• _Required task_: Turn each line of the listing below into one string in a JSON list, skipping blank lines and leaving out the pictures.

• _Records for the exercise_:
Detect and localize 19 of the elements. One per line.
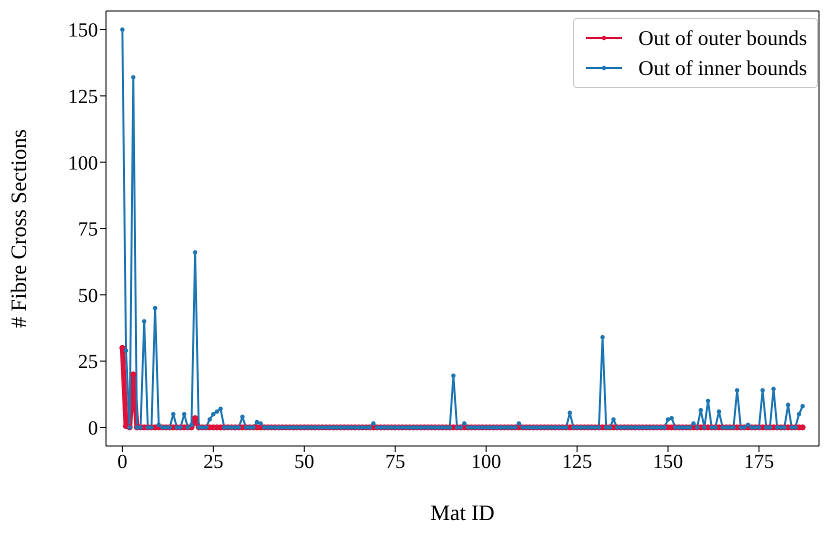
x-axis-title: Mat ID (430, 500, 495, 525)
y-tick-label: 150 (68, 20, 98, 42)
x-tick-label: 50 (294, 451, 314, 474)
x-tick-label: 75 (385, 451, 406, 474)
y-tick-label: 0 (88, 418, 98, 440)
legend-label: Out of outer bounds (638, 25, 807, 52)
y-tick-label: 25 (78, 351, 98, 374)
x-tick-label: 100 (471, 451, 502, 474)
y-tick-label: 100 (68, 152, 98, 174)
legend-label: Out of inner bounds (638, 55, 807, 82)
x-tick-label: 0 (117, 451, 128, 474)
x-tick-label: 125 (562, 451, 592, 474)
y-tick-label: 125 (68, 86, 98, 108)
y-tick-label: 50 (78, 284, 98, 307)
x-tick-label: 150 (653, 451, 684, 474)
y-tick-label: 75 (78, 218, 98, 241)
x-tick-label: 175 (744, 451, 774, 474)
x-tick-label: 25 (203, 451, 224, 474)
y-axis-title: # Fibre Cross Sections (6, 129, 31, 328)
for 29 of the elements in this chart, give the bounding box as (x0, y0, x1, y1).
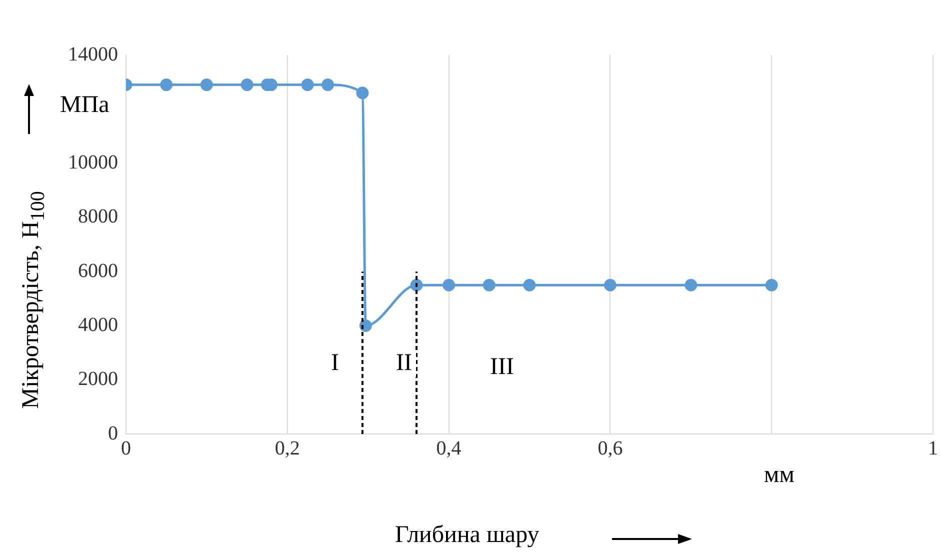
y-tick-label: 8000 (78, 206, 118, 228)
annotation: I (327, 350, 343, 377)
point (442, 278, 456, 292)
point (523, 278, 536, 292)
point (200, 78, 213, 92)
y-tick-label: 6000 (78, 260, 118, 282)
point (240, 78, 254, 92)
x-tick-label: 0,4 (436, 437, 462, 460)
point (482, 278, 496, 292)
point (604, 278, 616, 292)
text: мм (760, 462, 798, 489)
point (765, 278, 778, 292)
annotation: II (392, 350, 416, 377)
y-tick-label: 14000 (68, 43, 118, 66)
x-tick-label: 1 (928, 437, 938, 460)
point (322, 78, 334, 92)
y-tick-label: 10000 (68, 152, 118, 174)
x-tick-label: 0,2 (274, 437, 300, 460)
point (356, 86, 369, 100)
y-tick-label: 4000 (78, 314, 118, 336)
point (160, 78, 173, 92)
text: МПа (56, 92, 114, 119)
x-tick-label: 0,6 (598, 437, 623, 460)
y-tick-label: 2000 (78, 368, 118, 390)
point (301, 78, 314, 92)
x-axis-title: Глибина шару (395, 522, 540, 549)
point (684, 278, 698, 292)
annotation: III (486, 354, 518, 381)
y-tick-label: 0 (108, 422, 118, 444)
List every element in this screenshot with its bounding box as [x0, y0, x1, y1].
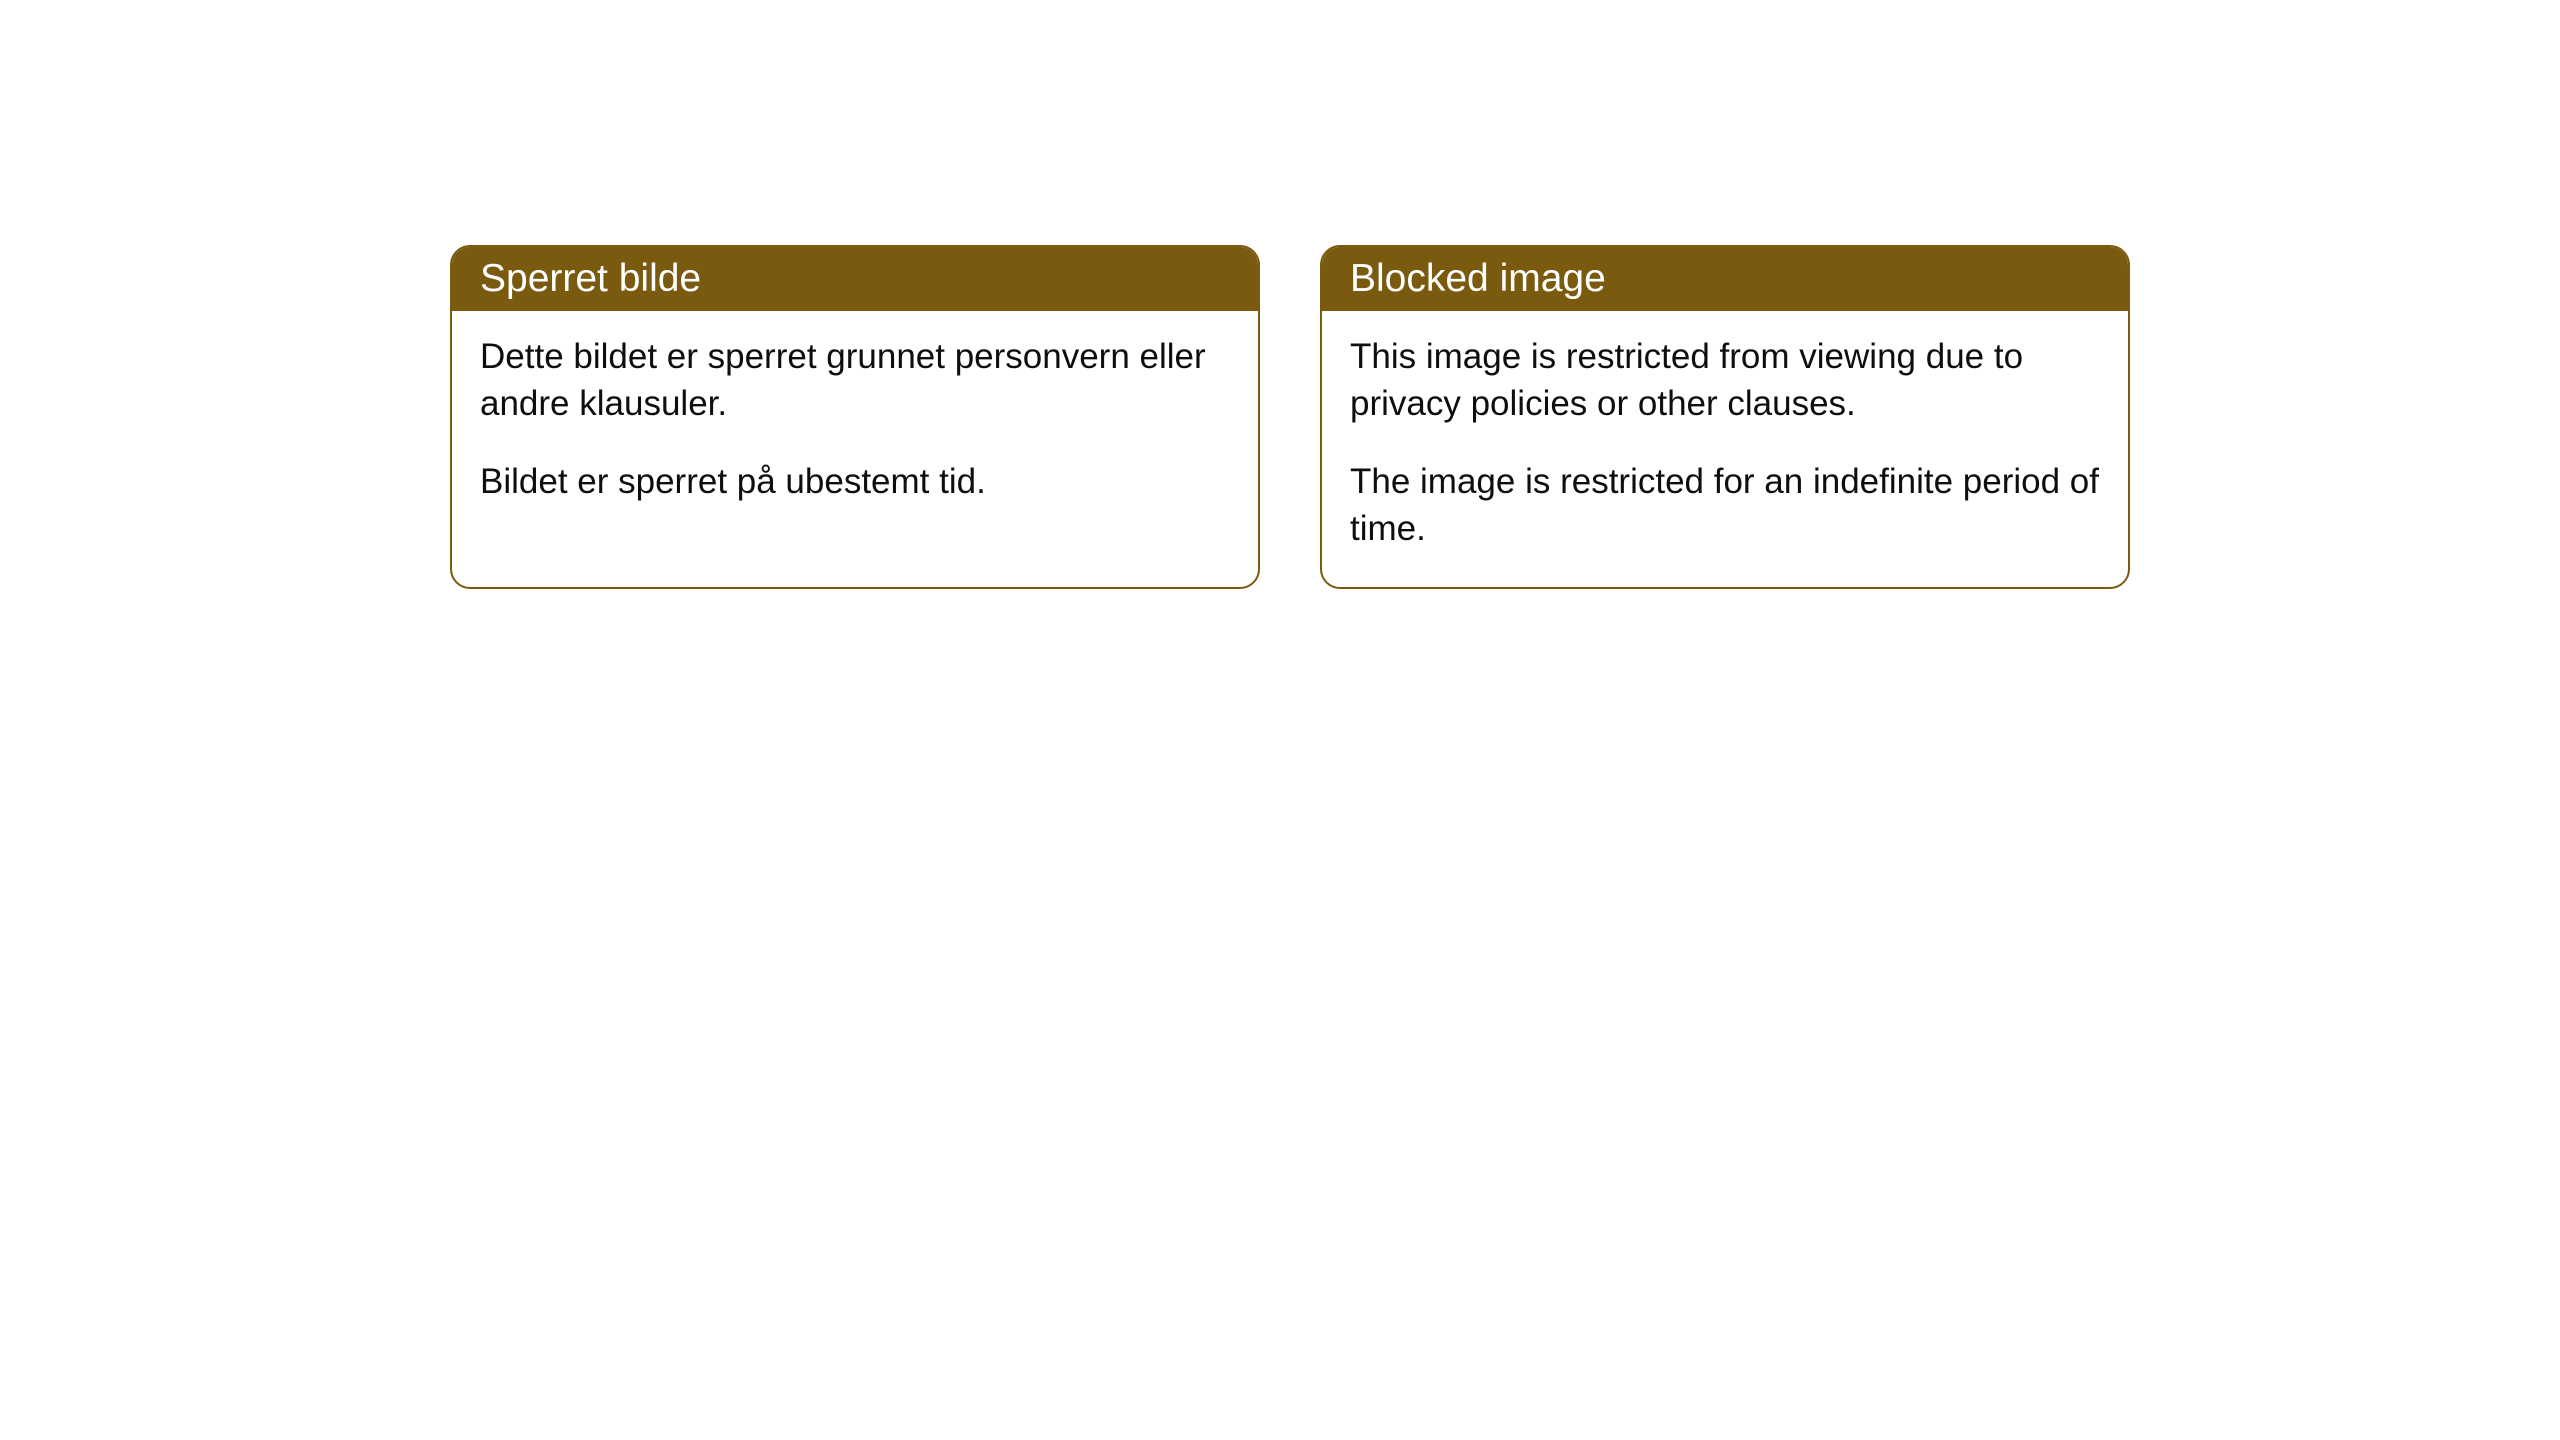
cards-container: Sperret bilde Dette bildet er sperret gr… — [450, 245, 2130, 589]
card-title: Blocked image — [1350, 257, 1606, 300]
card-norwegian: Sperret bilde Dette bildet er sperret gr… — [450, 245, 1260, 589]
card-para2: Bildet er sperret på ubestemt tid. — [480, 458, 1230, 505]
card-title: Sperret bilde — [480, 257, 701, 300]
card-header-norwegian: Sperret bilde — [452, 247, 1258, 311]
card-para2: The image is restricted for an indefinit… — [1350, 458, 2100, 553]
card-english: Blocked image This image is restricted f… — [1320, 245, 2130, 589]
card-para1: Dette bildet er sperret grunnet personve… — [480, 333, 1230, 428]
card-body-norwegian: Dette bildet er sperret grunnet personve… — [452, 311, 1258, 540]
card-body-english: This image is restricted from viewing du… — [1322, 311, 2128, 587]
card-para1: This image is restricted from viewing du… — [1350, 333, 2100, 428]
card-header-english: Blocked image — [1322, 247, 2128, 311]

• _Complete answer_:
[
  "Detect and localize 19 of the elements. One per line.",
  "x-axis-title: Mat ID (430, 500, 495, 525)",
  "y-tick-label: 150 (68, 20, 98, 42)",
  "x-tick-label: 50 (294, 451, 314, 474)",
  "x-tick-label: 75 (385, 451, 406, 474)",
  "y-tick-label: 0 (88, 418, 98, 440)",
  "legend-label: Out of outer bounds (638, 25, 807, 52)",
  "y-tick-label: 25 (78, 351, 98, 374)",
  "x-tick-label: 100 (471, 451, 502, 474)",
  "y-tick-label: 100 (68, 152, 98, 174)",
  "legend-label: Out of inner bounds (638, 55, 807, 82)",
  "x-tick-label: 0 (117, 451, 128, 474)",
  "x-tick-label: 125 (562, 451, 592, 474)",
  "y-tick-label: 125 (68, 86, 98, 108)",
  "y-tick-label: 50 (78, 284, 98, 307)",
  "x-tick-label: 150 (653, 451, 684, 474)",
  "y-tick-label: 75 (78, 218, 98, 241)",
  "x-tick-label: 175 (744, 451, 774, 474)",
  "x-tick-label: 25 (203, 451, 224, 474)",
  "y-axis-title: # Fibre Cross Sections (6, 129, 31, 328)",
  "for 29 of the elements in this chart, give the bounding box as (x0, y0, x1, y1).",
  "y-tick-label: 8000 (78, 206, 118, 228)",
  "annotation: I (327, 350, 343, 377)",
  "point (442, 278, 456, 292)",
  "point (523, 278, 536, 292)",
  "point (200, 78, 213, 92)",
  "y-tick-label: 6000 (78, 260, 118, 282)",
  "point (240, 78, 254, 92)",
  "x-tick-label: 0,4 (436, 437, 462, 460)",
  "point (482, 278, 496, 292)",
  "point (604, 278, 616, 292)",
  "text: мм (760, 462, 798, 489)",
  "point (765, 278, 778, 292)",
  "annotation: II (392, 350, 416, 377)",
  "y-tick-label: 14000 (68, 43, 118, 66)",
  "x-tick-label: 1 (928, 437, 938, 460)",
  "point (322, 78, 334, 92)",
  "y-tick-label: 10000 (68, 152, 118, 174)",
  "x-tick-label: 0,2 (274, 437, 300, 460)",
  "point (356, 86, 369, 100)",
  "y-tick-label: 4000 (78, 314, 118, 336)",
  "point (160, 78, 173, 92)",
  "text: МПа (56, 92, 114, 119)",
  "x-tick-label: 0,6 (598, 437, 623, 460)",
  "y-tick-label: 2000 (78, 368, 118, 390)",
  "point (301, 78, 314, 92)",
  "x-axis-title: Глибина шару (395, 522, 540, 549)",
  "point (684, 278, 698, 292)",
  "annotation: III (486, 354, 518, 381)",
  "y-tick-label: 0 (108, 422, 118, 444)",
  "List every element in this screenshot with its bounding box as [x0, y0, x1, y1].",
  "cards-container: Sperret bilde Dette bildet er sperret gr… — [450, 245, 2130, 589]",
  "card-title: Blocked image — [1350, 257, 1606, 300]",
  "card-norwegian: Sperret bilde Dette bildet er sperret gr… — [450, 245, 1260, 589]",
  "card-para2: Bildet er sperret på ubestemt tid. — [480, 458, 1230, 505]",
  "card-title: Sperret bilde — [480, 257, 701, 300]",
  "card-header-norwegian: Sperret bilde — [452, 247, 1258, 311]",
  "card-para2: The image is restricted for an indefinit… — [1350, 458, 2100, 553]",
  "card-english: Blocked image This image is restricted f… — [1320, 245, 2130, 589]",
  "card-para1: Dette bildet er sperret grunnet personve… — [480, 333, 1230, 428]",
  "card-body-norwegian: Dette bildet er sperret grunnet personve… — [452, 311, 1258, 540]",
  "card-body-english: This image is restricted from viewing du… — [1322, 311, 2128, 587]",
  "card-para1: This image is restricted from viewing du… — [1350, 333, 2100, 428]",
  "card-header-english: Blocked image — [1322, 247, 2128, 311]"
]